STATED EXERCISE: Locate the line that contains "Enumerate this screenshot's" in the data that follows. Copy it and every subsequent line to the end, exactly, excluding pictures.
================
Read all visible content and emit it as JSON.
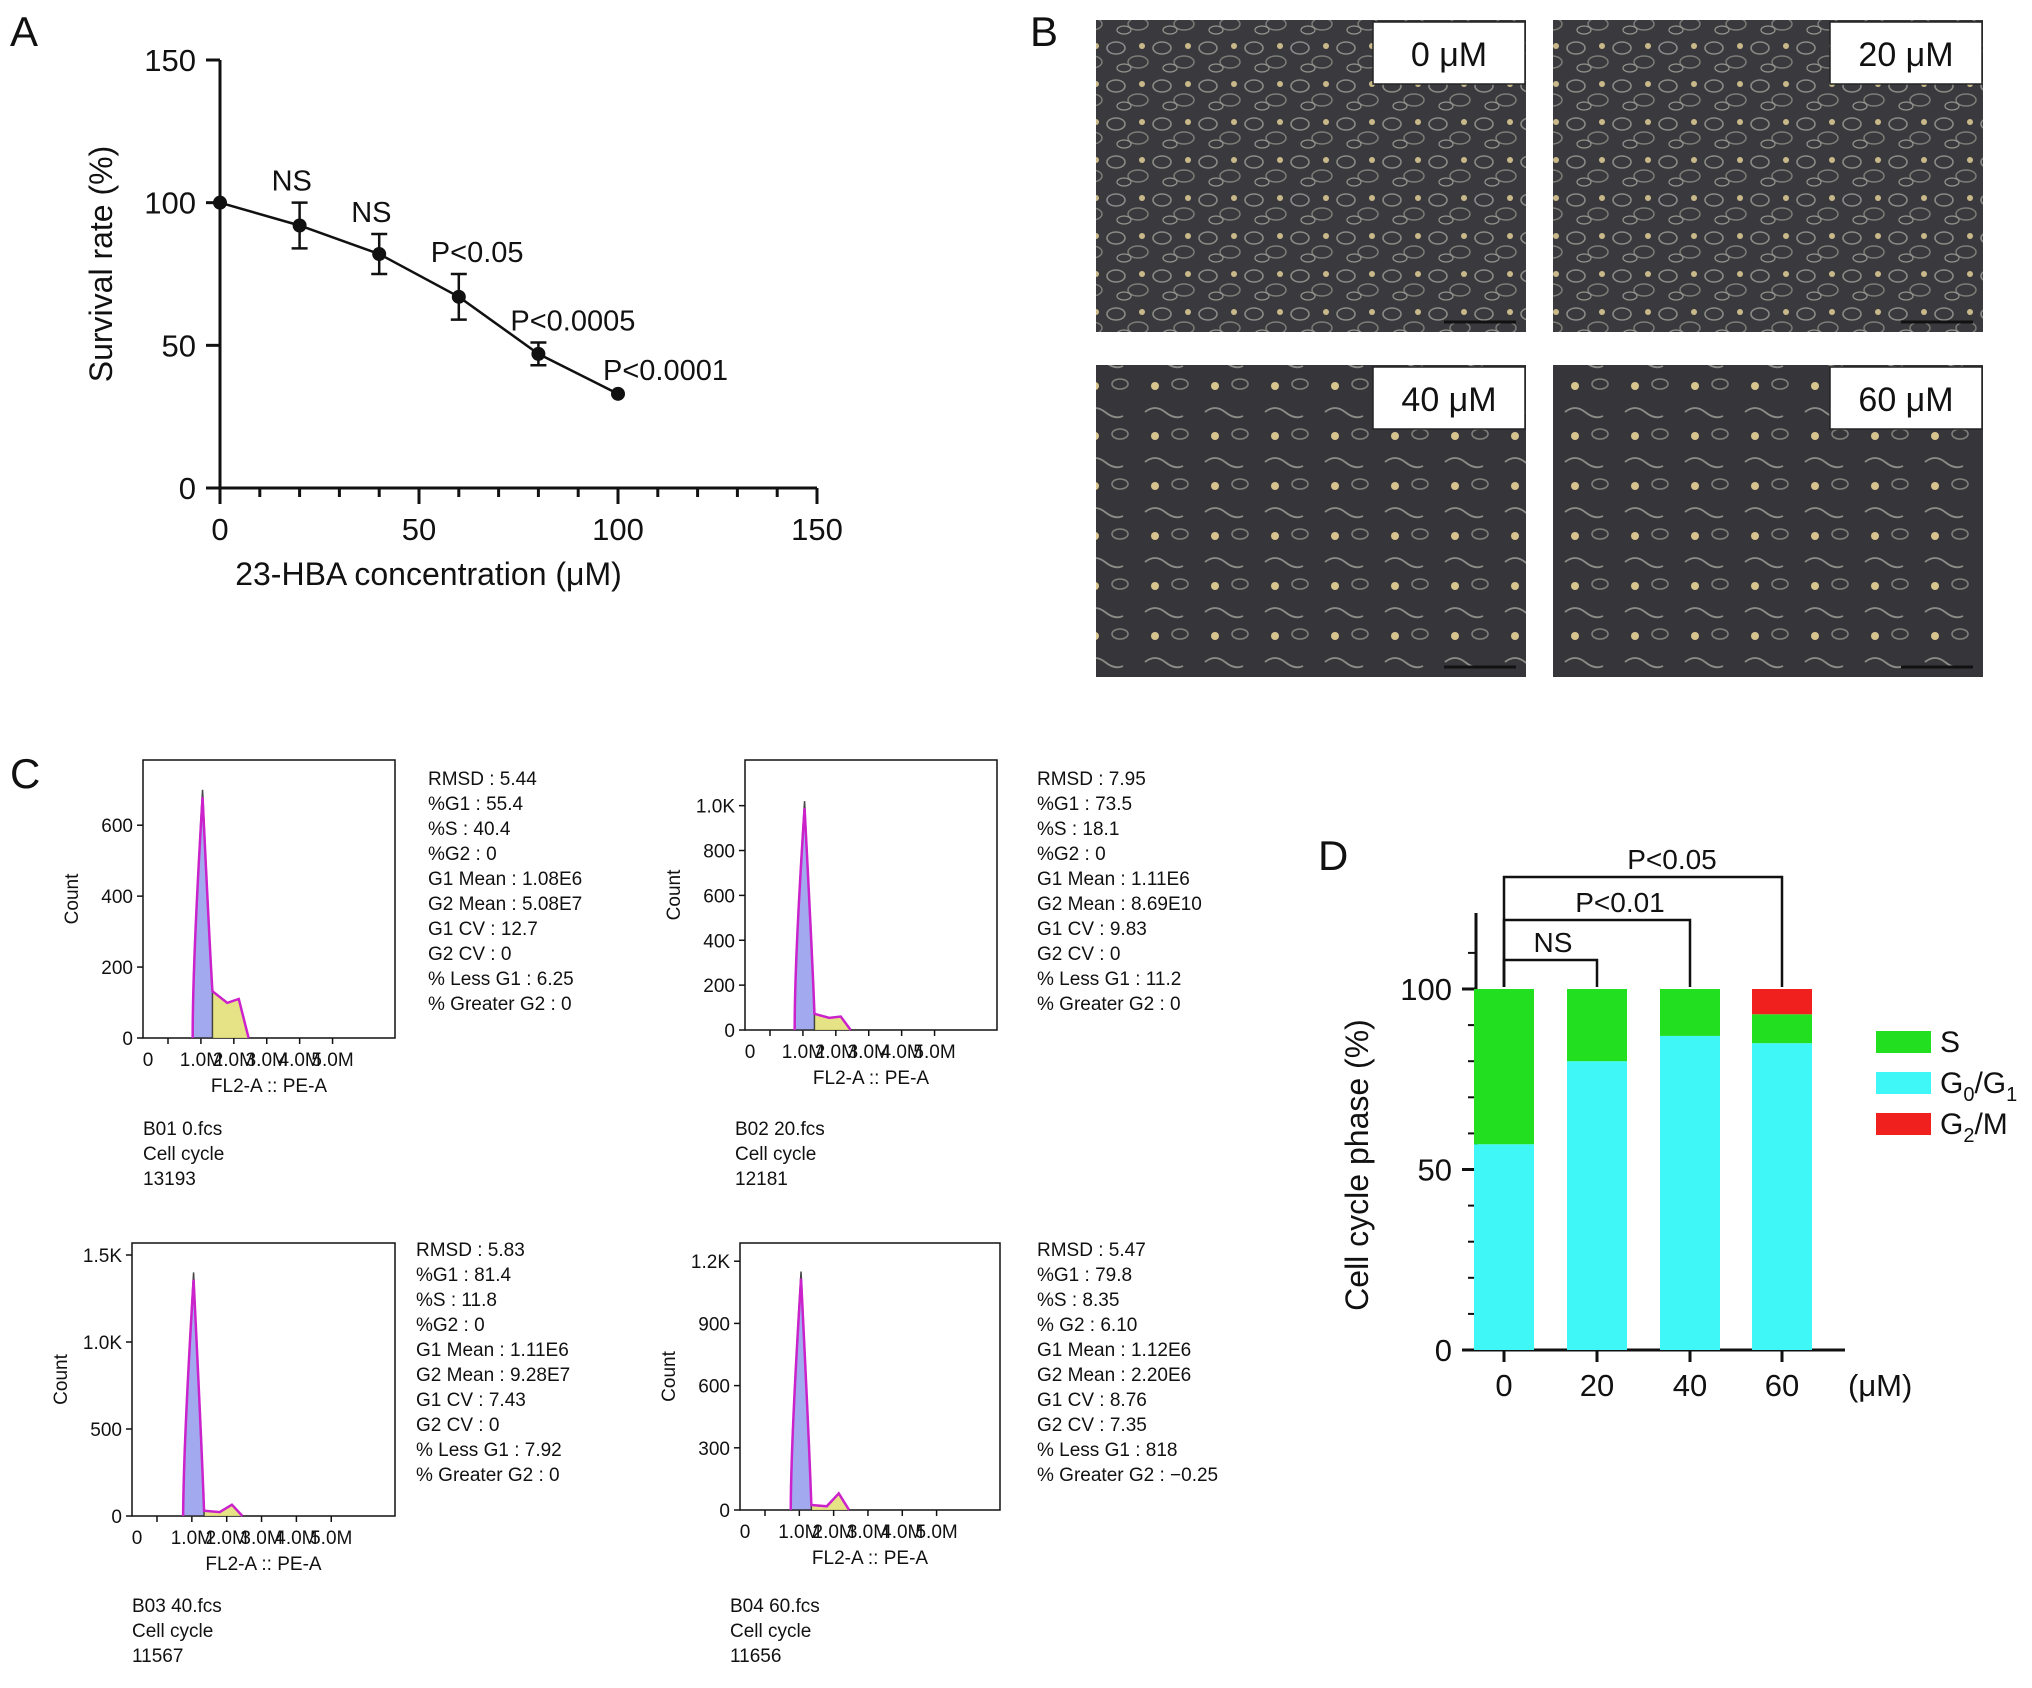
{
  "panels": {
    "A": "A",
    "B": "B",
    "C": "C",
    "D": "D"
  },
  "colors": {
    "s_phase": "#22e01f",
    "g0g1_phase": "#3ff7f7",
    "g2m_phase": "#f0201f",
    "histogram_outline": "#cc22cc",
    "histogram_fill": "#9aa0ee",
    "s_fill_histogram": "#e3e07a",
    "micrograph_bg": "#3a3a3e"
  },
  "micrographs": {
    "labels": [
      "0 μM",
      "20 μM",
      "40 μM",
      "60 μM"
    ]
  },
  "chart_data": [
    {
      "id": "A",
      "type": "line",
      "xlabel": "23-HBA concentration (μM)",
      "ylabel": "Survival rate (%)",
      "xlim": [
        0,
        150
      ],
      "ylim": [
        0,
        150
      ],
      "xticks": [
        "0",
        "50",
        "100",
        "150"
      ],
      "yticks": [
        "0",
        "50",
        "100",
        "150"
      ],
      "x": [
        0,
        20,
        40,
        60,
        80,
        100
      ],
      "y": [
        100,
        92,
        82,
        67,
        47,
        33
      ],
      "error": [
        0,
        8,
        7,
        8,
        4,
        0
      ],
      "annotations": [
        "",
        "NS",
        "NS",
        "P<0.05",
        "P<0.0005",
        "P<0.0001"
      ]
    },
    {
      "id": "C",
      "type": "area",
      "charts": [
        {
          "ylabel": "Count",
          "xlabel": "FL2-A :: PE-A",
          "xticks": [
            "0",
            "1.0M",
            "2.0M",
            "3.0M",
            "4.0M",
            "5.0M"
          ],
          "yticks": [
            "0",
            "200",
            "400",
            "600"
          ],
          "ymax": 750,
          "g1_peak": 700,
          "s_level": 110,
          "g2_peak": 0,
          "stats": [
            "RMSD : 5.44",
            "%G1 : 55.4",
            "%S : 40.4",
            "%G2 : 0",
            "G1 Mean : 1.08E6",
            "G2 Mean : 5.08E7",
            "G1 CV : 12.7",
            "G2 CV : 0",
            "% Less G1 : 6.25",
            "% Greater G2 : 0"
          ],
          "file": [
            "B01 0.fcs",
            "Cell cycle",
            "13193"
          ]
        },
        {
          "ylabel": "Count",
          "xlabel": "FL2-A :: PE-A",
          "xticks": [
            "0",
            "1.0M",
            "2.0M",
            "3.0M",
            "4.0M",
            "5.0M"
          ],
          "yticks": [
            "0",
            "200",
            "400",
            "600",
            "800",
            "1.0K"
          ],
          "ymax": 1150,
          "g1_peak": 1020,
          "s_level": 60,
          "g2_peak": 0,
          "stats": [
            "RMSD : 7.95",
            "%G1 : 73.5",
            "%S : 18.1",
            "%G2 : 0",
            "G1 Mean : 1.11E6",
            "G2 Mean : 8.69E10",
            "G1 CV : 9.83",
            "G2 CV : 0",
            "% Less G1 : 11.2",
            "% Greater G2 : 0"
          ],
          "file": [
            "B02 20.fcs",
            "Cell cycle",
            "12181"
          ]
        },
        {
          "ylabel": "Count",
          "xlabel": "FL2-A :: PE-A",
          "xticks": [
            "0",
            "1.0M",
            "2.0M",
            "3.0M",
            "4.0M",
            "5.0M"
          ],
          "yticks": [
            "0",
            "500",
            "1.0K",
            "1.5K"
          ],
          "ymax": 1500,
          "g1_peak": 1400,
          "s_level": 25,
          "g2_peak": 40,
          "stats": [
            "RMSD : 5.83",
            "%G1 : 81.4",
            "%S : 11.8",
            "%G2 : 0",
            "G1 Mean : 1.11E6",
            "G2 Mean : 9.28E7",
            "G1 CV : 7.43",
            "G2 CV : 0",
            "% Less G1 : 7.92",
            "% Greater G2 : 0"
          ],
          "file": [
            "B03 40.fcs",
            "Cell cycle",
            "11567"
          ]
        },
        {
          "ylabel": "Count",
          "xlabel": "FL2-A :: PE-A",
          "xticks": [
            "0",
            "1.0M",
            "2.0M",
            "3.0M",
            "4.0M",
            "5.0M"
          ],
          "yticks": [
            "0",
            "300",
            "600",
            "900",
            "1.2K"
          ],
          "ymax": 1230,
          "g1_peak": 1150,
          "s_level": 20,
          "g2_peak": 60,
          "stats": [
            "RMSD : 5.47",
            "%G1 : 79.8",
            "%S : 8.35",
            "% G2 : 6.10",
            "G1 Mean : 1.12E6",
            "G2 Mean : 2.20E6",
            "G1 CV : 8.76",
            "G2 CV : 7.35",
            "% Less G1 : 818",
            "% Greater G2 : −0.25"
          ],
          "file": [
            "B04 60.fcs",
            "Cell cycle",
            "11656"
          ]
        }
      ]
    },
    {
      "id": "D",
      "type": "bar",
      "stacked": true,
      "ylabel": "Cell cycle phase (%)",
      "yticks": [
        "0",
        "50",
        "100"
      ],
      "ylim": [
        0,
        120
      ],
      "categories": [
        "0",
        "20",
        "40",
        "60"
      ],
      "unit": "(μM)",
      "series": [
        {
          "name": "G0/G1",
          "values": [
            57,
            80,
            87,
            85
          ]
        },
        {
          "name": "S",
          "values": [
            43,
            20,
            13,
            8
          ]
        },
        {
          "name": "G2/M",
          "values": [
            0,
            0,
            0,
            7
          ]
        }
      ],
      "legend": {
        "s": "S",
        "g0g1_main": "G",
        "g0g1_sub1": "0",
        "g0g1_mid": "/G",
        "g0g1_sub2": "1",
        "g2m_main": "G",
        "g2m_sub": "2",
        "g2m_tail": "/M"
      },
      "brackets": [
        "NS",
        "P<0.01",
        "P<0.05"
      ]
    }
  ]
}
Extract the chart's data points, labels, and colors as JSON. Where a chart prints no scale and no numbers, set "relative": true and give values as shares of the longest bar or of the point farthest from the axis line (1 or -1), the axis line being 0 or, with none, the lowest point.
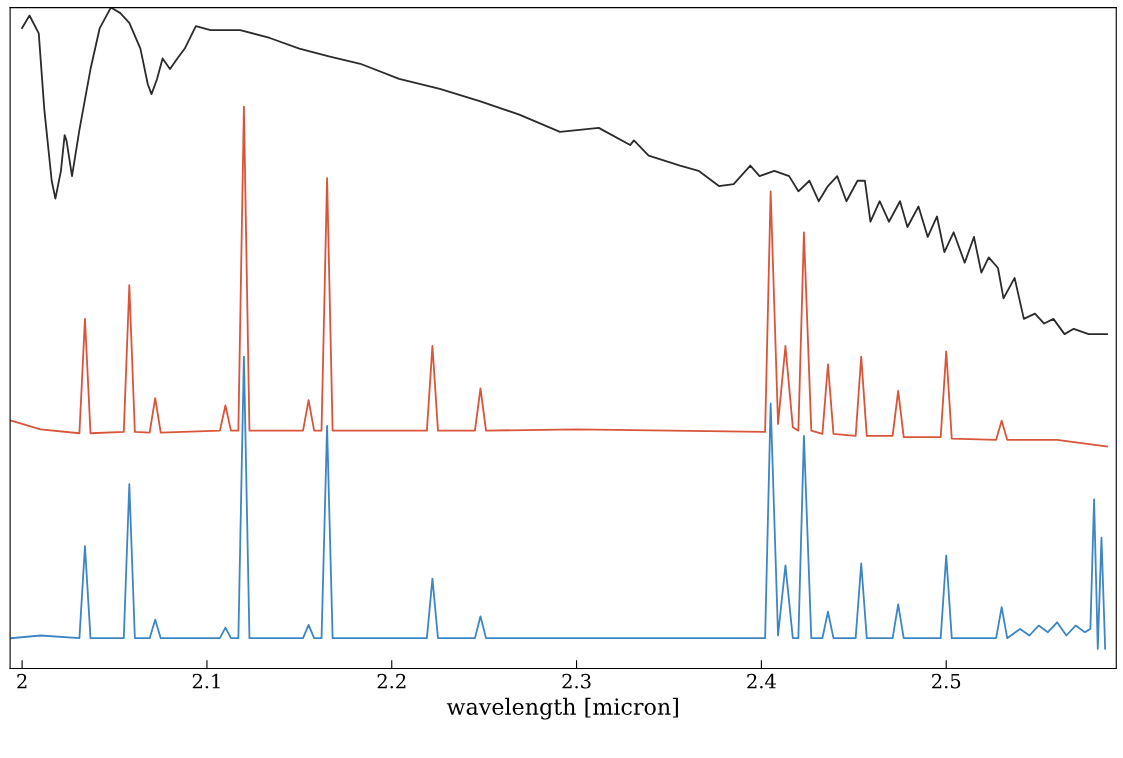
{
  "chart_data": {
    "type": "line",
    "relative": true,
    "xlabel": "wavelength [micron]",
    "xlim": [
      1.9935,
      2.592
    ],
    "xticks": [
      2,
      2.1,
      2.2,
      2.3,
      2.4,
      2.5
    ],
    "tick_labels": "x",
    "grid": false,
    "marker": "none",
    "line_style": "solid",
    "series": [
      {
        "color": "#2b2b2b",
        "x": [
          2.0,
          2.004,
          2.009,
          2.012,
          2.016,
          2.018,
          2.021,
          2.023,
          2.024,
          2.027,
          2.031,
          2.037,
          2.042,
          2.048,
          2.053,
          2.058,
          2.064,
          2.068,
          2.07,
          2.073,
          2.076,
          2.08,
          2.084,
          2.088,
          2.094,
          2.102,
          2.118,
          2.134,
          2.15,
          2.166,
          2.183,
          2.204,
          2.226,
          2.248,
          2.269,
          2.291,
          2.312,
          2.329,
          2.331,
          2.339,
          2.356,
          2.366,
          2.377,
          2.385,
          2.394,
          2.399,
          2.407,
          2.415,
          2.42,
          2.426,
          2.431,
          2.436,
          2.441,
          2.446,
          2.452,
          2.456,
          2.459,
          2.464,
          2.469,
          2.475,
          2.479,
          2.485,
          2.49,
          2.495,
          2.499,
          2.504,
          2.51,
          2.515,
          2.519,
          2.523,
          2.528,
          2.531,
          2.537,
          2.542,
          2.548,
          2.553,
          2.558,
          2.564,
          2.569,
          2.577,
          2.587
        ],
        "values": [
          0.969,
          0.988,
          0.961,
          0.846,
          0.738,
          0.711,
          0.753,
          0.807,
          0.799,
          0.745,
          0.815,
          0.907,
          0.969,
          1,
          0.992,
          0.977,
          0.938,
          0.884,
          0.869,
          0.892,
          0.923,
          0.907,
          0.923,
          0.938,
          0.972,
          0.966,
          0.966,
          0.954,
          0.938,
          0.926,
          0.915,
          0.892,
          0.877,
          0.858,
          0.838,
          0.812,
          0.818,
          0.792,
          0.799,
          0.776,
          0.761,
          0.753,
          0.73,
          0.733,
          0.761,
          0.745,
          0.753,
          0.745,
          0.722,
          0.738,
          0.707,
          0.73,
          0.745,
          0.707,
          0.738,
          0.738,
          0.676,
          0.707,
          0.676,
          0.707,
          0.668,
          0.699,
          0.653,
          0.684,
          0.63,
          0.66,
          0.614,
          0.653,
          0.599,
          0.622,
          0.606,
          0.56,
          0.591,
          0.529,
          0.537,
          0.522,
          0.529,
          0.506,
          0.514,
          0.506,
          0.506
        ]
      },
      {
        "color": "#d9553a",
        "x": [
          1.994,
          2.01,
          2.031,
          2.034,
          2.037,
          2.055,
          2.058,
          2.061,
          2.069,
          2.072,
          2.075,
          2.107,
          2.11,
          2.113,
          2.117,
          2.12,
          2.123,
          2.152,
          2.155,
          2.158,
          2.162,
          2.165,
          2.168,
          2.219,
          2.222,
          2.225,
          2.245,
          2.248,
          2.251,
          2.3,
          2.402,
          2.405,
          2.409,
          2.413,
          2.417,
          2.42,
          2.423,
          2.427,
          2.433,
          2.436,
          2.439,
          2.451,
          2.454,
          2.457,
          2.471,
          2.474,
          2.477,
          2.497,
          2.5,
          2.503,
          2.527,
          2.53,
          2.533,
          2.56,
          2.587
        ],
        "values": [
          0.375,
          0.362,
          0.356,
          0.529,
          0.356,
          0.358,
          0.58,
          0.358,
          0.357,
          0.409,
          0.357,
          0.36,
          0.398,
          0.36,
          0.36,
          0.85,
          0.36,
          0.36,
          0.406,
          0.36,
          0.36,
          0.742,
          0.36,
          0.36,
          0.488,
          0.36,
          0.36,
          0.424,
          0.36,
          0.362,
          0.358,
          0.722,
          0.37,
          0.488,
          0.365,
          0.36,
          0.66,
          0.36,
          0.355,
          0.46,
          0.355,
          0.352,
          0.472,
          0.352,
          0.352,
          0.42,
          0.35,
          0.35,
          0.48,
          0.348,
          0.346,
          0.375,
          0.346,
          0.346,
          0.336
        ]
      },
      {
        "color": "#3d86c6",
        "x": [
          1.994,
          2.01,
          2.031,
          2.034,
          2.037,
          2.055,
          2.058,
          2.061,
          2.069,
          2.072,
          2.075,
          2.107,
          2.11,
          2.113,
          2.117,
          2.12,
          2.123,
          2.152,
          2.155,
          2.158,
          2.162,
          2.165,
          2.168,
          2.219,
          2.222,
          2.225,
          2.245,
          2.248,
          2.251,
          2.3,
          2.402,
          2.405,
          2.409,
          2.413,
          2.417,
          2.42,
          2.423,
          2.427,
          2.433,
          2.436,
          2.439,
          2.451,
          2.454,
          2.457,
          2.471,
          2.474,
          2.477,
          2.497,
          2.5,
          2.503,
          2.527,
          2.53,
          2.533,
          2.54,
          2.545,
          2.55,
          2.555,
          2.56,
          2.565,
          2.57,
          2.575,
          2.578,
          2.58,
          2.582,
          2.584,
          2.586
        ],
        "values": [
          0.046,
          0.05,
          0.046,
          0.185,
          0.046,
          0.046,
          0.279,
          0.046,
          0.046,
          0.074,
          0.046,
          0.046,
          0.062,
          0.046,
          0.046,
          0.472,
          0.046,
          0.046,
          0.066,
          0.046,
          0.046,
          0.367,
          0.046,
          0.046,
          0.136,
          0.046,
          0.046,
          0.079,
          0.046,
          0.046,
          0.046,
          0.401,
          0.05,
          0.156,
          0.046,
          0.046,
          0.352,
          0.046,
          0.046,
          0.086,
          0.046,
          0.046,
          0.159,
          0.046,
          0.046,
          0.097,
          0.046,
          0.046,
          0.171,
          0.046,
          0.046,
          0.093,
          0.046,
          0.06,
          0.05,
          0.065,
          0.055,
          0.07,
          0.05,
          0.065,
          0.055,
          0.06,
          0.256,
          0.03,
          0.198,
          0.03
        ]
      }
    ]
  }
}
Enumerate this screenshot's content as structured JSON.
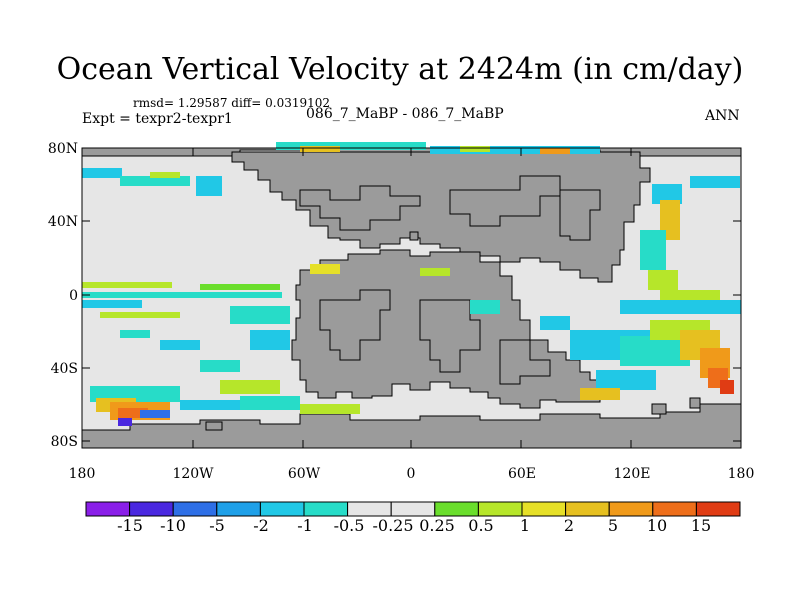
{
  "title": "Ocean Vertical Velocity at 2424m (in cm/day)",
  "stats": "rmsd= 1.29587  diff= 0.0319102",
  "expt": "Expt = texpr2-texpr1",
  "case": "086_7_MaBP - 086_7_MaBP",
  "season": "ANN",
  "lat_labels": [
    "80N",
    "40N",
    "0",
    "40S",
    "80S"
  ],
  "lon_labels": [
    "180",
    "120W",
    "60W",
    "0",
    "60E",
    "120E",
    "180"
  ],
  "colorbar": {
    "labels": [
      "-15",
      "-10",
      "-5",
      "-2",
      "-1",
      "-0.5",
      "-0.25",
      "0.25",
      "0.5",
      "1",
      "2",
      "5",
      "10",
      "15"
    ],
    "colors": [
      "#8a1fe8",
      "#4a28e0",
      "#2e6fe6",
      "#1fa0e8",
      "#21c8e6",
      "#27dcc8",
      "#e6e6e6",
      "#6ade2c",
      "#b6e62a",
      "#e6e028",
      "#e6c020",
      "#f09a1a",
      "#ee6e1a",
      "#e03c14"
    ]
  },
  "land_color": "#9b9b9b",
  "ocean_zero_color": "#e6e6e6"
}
================
COMPLETE RESPONSE:
Enumerate this screenshot's content as structured JSON.
{
  "title": "Ocean Vertical Velocity at 2424m (in cm/day)",
  "stats": "rmsd= 1.29587  diff= 0.0319102",
  "expt": "Expt = texpr2-texpr1",
  "case": "086_7_MaBP - 086_7_MaBP",
  "season": "ANN",
  "lat_labels": [
    "80N",
    "40N",
    "0",
    "40S",
    "80S"
  ],
  "lon_labels": [
    "180",
    "120W",
    "60W",
    "0",
    "60E",
    "120E",
    "180"
  ],
  "colorbar": {
    "labels": [
      "-15",
      "-10",
      "-5",
      "-2",
      "-1",
      "-0.5",
      "-0.25",
      "0.25",
      "0.5",
      "1",
      "2",
      "5",
      "10",
      "15"
    ],
    "colors": [
      "#8a1fe8",
      "#4a28e0",
      "#2e6fe6",
      "#1fa0e8",
      "#21c8e6",
      "#27dcc8",
      "#e6e6e6",
      "#6ade2c",
      "#b6e62a",
      "#e6e028",
      "#e6c020",
      "#f09a1a",
      "#ee6e1a",
      "#e03c14"
    ]
  },
  "land_color": "#9b9b9b",
  "ocean_zero_color": "#e6e6e6"
}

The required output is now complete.